Assignment: Your task is to gather the lines below that hold the string "ABOVE".
** Opening Material for this exercise block **
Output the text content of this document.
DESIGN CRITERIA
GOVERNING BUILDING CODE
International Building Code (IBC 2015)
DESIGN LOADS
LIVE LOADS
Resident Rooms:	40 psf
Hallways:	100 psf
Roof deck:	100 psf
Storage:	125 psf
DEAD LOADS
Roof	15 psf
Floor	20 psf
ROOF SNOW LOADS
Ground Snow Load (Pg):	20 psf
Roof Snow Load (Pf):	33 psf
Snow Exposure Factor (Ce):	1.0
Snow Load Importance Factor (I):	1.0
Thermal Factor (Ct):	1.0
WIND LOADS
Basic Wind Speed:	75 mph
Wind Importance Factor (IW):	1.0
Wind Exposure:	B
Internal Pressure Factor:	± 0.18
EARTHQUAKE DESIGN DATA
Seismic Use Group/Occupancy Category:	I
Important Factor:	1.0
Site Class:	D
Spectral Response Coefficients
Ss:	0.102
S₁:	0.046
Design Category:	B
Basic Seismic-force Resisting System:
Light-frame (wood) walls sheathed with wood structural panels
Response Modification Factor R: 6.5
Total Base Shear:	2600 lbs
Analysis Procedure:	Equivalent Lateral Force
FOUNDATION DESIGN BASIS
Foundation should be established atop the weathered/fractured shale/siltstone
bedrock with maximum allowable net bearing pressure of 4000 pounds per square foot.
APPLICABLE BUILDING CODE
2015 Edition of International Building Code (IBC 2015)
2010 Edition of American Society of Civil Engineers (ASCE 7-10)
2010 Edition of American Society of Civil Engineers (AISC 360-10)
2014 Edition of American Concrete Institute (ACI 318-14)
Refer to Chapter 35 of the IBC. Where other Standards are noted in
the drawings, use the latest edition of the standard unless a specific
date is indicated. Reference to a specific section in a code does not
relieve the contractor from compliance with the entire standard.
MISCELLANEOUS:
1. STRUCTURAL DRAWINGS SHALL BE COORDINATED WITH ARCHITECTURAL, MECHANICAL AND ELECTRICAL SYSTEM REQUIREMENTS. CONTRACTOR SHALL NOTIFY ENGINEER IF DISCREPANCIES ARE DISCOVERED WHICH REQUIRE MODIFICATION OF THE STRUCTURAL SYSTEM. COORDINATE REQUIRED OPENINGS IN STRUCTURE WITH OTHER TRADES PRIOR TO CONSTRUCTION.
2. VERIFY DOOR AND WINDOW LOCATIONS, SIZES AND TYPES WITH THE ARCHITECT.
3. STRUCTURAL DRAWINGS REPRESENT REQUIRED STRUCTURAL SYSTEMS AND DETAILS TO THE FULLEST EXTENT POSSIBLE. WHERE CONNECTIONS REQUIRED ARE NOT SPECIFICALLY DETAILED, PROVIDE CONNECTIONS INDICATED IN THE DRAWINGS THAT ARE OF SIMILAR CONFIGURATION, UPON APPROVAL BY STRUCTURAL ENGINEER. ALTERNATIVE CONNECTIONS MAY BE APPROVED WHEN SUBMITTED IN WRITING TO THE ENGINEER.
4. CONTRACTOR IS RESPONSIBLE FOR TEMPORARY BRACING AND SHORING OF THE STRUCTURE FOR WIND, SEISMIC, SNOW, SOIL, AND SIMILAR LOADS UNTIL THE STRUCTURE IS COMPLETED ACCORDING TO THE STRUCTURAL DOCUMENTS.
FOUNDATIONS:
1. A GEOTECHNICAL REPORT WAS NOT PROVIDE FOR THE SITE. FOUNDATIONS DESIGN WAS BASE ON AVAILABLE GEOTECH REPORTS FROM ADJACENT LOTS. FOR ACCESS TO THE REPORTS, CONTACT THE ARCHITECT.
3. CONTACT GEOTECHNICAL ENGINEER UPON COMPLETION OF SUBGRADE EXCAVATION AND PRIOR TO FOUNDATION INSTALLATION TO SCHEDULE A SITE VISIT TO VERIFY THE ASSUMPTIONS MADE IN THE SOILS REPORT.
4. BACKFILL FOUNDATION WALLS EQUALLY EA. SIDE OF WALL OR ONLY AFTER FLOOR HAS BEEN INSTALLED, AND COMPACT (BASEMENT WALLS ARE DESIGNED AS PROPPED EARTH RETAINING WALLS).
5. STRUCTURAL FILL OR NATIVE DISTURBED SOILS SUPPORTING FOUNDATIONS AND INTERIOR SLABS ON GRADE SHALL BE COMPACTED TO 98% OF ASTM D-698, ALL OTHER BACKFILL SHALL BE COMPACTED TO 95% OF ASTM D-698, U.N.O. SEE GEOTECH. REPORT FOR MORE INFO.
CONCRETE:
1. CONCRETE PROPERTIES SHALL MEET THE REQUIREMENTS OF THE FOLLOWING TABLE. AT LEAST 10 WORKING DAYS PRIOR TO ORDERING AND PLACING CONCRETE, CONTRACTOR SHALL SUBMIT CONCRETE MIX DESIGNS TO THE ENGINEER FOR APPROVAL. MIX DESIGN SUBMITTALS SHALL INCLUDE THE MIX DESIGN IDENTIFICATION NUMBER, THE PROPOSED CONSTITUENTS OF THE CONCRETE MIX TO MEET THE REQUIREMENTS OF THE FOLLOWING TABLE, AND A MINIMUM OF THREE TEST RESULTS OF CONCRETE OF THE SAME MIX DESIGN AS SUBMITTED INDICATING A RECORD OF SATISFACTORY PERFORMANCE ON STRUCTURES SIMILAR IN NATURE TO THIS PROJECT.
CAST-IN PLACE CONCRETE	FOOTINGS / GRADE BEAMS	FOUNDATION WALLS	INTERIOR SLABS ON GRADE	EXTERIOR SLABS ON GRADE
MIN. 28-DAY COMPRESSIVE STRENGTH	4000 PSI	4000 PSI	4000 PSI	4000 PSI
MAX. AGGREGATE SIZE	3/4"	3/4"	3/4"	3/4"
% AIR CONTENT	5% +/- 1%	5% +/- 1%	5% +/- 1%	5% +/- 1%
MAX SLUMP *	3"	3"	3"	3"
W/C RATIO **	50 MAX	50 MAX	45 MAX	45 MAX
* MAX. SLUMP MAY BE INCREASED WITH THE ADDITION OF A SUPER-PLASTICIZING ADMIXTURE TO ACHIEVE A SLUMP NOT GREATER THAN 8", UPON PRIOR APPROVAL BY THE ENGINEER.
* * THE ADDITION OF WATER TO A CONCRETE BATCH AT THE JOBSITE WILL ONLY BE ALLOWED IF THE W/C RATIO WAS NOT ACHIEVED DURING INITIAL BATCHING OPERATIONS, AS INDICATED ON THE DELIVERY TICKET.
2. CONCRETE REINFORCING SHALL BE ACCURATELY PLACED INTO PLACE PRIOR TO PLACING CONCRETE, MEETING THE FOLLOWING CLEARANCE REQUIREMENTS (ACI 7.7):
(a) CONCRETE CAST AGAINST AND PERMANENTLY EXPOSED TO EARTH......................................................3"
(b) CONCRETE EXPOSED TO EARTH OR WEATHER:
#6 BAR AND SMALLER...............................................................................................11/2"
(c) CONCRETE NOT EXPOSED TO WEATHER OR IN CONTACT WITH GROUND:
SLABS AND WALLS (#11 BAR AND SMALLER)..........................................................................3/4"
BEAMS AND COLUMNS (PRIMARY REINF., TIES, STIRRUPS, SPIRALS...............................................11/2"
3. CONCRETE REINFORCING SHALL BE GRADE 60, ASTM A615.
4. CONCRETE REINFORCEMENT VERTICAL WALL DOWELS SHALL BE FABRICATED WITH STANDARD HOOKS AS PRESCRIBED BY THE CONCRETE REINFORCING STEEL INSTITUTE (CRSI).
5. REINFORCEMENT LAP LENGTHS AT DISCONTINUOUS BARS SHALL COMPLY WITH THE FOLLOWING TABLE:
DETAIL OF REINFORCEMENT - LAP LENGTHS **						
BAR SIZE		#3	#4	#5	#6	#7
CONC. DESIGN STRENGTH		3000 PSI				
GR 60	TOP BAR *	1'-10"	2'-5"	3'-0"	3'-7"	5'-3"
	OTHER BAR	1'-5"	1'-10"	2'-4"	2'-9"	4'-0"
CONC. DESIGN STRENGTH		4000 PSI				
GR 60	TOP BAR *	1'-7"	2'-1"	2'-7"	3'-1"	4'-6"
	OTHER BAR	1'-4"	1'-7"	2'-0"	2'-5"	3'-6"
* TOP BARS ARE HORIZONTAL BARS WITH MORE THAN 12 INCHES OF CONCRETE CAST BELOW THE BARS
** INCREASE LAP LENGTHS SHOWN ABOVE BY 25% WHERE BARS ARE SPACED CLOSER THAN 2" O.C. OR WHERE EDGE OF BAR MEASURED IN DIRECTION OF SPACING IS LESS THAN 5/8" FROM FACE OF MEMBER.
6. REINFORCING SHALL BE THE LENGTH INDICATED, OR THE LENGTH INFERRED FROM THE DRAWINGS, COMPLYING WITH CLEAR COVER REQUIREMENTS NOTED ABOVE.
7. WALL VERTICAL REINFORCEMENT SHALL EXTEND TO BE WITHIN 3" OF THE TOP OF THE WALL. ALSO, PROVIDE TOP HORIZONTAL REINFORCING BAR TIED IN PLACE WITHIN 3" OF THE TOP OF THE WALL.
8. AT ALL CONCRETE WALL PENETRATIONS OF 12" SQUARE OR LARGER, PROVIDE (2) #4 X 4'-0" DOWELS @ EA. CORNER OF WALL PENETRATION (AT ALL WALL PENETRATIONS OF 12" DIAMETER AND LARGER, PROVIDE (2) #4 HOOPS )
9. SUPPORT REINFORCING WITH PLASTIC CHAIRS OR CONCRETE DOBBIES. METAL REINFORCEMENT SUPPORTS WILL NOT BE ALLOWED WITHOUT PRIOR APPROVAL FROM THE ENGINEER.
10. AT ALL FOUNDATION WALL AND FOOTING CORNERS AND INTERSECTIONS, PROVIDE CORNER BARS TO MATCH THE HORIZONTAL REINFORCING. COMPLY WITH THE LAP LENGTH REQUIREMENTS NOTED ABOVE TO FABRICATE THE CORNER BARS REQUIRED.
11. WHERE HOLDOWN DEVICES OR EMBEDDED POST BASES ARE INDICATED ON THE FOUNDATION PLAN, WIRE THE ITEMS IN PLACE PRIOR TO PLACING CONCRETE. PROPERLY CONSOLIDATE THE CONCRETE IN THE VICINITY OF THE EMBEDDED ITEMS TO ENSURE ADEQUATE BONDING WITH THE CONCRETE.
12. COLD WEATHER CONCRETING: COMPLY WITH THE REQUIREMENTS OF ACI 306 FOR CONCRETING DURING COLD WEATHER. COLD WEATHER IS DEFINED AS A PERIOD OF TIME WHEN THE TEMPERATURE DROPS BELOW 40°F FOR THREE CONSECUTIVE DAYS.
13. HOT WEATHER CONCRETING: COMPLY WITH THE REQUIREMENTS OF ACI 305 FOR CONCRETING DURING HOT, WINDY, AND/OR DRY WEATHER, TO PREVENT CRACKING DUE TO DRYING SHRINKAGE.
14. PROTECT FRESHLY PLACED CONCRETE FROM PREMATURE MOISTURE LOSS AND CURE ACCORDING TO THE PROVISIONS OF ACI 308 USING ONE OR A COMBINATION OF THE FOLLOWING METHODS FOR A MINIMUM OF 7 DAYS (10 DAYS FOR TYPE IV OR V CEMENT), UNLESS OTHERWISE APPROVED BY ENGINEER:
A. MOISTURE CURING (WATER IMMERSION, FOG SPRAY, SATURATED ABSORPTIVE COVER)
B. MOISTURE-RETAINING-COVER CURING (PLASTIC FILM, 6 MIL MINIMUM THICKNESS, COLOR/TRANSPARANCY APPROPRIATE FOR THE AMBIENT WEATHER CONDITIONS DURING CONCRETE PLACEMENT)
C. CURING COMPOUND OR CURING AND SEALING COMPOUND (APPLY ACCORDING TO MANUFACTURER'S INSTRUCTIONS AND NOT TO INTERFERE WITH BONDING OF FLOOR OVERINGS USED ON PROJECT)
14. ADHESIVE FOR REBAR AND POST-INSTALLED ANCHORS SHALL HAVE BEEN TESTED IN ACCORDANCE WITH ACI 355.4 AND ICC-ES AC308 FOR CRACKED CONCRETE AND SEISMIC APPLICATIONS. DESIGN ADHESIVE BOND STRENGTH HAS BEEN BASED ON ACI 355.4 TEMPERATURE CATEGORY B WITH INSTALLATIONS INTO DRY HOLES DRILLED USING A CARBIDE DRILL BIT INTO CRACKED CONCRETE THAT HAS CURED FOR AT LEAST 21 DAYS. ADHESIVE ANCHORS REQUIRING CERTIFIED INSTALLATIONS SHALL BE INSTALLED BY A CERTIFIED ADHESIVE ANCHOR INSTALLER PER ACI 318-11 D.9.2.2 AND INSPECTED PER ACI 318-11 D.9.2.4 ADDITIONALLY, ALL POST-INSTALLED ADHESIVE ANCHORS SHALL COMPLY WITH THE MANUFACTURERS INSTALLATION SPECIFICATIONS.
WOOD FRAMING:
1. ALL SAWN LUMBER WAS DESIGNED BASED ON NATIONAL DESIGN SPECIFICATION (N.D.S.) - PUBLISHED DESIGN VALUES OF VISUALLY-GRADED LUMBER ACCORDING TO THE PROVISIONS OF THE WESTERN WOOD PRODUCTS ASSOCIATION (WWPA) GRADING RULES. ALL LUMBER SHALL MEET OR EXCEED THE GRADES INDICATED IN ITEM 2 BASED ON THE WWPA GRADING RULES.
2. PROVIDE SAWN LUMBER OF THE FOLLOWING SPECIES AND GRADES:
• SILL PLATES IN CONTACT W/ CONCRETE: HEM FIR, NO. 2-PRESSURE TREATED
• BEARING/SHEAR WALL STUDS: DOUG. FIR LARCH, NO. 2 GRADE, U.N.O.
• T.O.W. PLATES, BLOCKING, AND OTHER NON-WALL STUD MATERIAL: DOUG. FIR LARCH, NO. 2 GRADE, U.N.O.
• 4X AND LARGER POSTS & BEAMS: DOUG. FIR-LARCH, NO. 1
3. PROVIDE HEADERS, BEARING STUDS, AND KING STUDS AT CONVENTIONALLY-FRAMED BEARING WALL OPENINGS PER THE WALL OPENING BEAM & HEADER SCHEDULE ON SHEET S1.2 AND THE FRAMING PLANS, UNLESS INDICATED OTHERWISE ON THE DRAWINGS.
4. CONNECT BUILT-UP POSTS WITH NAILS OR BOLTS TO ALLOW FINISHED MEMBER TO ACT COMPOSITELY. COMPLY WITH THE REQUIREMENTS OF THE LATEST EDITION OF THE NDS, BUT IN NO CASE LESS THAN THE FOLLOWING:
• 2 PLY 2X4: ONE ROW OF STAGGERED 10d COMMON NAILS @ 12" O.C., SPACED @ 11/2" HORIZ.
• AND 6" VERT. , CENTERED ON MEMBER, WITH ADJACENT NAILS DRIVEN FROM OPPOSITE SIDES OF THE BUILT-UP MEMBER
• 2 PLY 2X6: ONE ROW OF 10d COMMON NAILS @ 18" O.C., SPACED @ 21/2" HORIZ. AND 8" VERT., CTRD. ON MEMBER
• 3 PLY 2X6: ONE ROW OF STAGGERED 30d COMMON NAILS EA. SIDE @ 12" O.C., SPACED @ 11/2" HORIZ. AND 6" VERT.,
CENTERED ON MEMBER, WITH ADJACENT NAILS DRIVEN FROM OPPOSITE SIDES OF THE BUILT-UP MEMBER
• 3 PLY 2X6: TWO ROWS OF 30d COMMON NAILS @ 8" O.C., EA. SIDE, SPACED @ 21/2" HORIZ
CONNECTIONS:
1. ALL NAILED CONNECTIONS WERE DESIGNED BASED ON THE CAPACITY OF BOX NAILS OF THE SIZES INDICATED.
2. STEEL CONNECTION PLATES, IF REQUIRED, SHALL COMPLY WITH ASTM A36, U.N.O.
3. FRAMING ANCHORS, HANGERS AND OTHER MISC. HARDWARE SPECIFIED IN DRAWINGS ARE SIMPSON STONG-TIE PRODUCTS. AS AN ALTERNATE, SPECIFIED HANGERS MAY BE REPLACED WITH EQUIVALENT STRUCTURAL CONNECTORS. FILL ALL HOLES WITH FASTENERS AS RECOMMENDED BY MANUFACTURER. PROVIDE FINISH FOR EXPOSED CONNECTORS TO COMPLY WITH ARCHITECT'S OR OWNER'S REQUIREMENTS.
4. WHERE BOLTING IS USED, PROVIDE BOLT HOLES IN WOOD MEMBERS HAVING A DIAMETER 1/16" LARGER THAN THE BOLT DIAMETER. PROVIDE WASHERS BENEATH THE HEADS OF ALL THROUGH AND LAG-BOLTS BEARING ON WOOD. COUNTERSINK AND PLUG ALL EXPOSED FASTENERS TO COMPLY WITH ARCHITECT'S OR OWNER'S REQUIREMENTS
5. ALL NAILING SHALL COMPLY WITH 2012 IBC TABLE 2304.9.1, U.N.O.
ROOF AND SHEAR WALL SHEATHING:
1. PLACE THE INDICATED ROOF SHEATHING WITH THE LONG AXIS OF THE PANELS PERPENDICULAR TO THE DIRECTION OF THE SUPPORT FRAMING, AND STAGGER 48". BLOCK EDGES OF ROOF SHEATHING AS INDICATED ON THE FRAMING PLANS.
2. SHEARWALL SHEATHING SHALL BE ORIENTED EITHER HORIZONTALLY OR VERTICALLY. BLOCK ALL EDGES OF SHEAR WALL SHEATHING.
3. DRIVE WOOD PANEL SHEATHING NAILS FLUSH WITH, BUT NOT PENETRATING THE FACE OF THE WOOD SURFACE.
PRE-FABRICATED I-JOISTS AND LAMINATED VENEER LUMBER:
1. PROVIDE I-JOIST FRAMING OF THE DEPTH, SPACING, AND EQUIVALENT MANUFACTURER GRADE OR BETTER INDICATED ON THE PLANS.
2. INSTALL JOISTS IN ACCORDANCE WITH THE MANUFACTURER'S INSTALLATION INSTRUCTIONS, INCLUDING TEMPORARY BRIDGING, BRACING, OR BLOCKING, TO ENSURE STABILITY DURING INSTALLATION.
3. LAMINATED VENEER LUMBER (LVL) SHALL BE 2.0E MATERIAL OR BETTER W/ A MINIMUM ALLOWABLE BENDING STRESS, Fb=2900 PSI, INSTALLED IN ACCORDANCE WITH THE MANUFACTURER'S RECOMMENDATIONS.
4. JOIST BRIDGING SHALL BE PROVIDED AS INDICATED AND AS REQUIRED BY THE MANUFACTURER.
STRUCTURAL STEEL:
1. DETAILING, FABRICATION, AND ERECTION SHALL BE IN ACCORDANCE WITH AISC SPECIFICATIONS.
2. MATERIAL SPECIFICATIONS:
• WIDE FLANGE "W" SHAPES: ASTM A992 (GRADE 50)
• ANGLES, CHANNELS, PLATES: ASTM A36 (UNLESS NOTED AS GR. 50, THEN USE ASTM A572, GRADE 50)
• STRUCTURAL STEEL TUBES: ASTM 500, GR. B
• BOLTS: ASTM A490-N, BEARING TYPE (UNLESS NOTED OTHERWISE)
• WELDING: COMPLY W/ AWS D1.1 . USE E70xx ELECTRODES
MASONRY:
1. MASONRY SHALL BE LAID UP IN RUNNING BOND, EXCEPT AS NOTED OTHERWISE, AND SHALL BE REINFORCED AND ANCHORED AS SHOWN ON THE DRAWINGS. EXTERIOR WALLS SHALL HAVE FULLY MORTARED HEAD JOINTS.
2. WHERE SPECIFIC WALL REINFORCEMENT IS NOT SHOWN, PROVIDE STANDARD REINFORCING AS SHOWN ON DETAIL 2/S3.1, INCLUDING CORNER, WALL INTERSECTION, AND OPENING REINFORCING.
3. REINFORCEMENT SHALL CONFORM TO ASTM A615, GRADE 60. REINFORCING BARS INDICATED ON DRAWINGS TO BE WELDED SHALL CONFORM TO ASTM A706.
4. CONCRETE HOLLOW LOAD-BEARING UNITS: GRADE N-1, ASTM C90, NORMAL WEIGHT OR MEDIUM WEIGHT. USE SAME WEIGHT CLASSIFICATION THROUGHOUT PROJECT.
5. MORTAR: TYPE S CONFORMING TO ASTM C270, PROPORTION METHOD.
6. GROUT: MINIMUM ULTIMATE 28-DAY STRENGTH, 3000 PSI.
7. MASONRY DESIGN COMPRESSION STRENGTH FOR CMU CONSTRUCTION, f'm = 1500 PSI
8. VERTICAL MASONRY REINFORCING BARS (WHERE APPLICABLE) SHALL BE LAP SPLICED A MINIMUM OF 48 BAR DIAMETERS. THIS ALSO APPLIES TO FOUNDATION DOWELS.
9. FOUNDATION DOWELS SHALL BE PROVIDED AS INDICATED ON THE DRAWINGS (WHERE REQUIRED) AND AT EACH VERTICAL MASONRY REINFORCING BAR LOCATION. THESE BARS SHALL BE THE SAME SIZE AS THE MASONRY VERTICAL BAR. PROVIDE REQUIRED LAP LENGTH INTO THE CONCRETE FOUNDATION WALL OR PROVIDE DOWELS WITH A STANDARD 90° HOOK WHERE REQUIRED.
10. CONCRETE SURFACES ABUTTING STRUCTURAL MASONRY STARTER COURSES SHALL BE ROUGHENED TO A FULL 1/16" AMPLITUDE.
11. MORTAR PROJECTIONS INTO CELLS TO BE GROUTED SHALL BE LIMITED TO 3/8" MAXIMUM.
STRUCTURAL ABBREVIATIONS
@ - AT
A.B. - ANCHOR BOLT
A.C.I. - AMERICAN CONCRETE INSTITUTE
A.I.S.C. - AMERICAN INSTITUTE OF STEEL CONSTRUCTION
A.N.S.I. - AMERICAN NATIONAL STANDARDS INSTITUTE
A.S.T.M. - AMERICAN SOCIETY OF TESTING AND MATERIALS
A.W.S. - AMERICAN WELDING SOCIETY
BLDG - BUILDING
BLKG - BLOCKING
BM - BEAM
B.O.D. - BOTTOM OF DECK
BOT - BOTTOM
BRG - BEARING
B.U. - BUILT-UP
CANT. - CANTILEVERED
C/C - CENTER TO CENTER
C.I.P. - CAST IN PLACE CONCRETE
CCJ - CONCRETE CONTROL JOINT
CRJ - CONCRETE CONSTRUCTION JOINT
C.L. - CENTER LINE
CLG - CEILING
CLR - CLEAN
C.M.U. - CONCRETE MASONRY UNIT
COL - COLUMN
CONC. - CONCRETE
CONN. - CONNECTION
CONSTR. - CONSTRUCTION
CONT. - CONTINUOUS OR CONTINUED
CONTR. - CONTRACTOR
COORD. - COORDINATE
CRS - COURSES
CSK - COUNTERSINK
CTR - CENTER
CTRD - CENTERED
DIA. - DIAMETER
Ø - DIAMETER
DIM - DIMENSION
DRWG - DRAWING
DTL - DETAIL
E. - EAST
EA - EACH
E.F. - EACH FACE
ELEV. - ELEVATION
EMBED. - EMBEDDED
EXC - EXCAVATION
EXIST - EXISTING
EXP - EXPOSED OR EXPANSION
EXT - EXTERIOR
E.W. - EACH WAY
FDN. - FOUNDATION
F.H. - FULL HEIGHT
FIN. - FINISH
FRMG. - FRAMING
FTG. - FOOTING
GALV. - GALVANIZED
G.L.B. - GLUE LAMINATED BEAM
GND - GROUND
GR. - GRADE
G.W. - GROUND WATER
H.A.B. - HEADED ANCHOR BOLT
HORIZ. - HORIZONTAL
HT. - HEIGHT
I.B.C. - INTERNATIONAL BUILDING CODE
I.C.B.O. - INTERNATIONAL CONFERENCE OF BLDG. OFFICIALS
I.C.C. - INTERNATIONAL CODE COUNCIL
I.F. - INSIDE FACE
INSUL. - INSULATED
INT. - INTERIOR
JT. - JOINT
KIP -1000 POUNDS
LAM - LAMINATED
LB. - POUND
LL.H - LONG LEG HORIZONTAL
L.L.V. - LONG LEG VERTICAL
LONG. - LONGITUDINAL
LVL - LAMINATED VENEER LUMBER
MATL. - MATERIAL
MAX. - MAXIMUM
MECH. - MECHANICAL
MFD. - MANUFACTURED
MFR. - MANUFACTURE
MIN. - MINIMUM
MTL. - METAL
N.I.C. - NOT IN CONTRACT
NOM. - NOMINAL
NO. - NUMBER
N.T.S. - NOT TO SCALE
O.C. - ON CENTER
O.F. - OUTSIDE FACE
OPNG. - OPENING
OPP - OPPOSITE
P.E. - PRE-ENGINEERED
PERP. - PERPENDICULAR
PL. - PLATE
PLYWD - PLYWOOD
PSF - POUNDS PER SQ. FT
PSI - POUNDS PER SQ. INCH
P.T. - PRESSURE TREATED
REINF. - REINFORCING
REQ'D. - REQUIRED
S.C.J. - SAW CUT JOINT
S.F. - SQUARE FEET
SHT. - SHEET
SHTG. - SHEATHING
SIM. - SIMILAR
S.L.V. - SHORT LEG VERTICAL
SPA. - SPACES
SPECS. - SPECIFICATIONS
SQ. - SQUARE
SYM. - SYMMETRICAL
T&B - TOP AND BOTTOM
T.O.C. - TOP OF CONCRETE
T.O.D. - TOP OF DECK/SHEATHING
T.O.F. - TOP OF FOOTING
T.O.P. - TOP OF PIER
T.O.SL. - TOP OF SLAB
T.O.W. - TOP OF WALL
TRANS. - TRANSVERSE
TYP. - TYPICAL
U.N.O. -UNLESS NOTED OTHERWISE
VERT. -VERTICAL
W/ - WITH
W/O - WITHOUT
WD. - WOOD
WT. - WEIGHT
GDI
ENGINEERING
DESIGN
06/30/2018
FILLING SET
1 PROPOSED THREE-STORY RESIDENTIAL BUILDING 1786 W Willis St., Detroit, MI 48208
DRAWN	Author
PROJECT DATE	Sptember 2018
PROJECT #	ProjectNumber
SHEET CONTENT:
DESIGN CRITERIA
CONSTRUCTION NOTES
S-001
** Closing Material for this exercise block **
Exercise solution:
** INCREASE LAP LENGTHS SHOWN ABOVE BY 25% WHERE BARS ARE SPACED CLOSER THAN 2" O.C. OR WHERE EDGE OF BAR MEASURED IN DIRECTION OF SPACING IS LESS THAN 5/8" FROM FACE OF MEMBER.
6. REINFORCING SHALL BE THE LENGTH INDICATED, OR THE LENGTH INFERRED FROM THE DRAWINGS, COMPLYING WITH CLEAR COVER REQUIREMENTS NOTED ABOVE.
10. AT ALL FOUNDATION WALL AND FOOTING CORNERS AND INTERSECTIONS, PROVIDE CORNER BARS TO MATCH THE HORIZONTAL REINFORCING. COMPLY WITH THE LAP LENGTH REQUIREMENTS NOTED ABOVE TO FABRICATE THE CORNER BARS REQUIRED.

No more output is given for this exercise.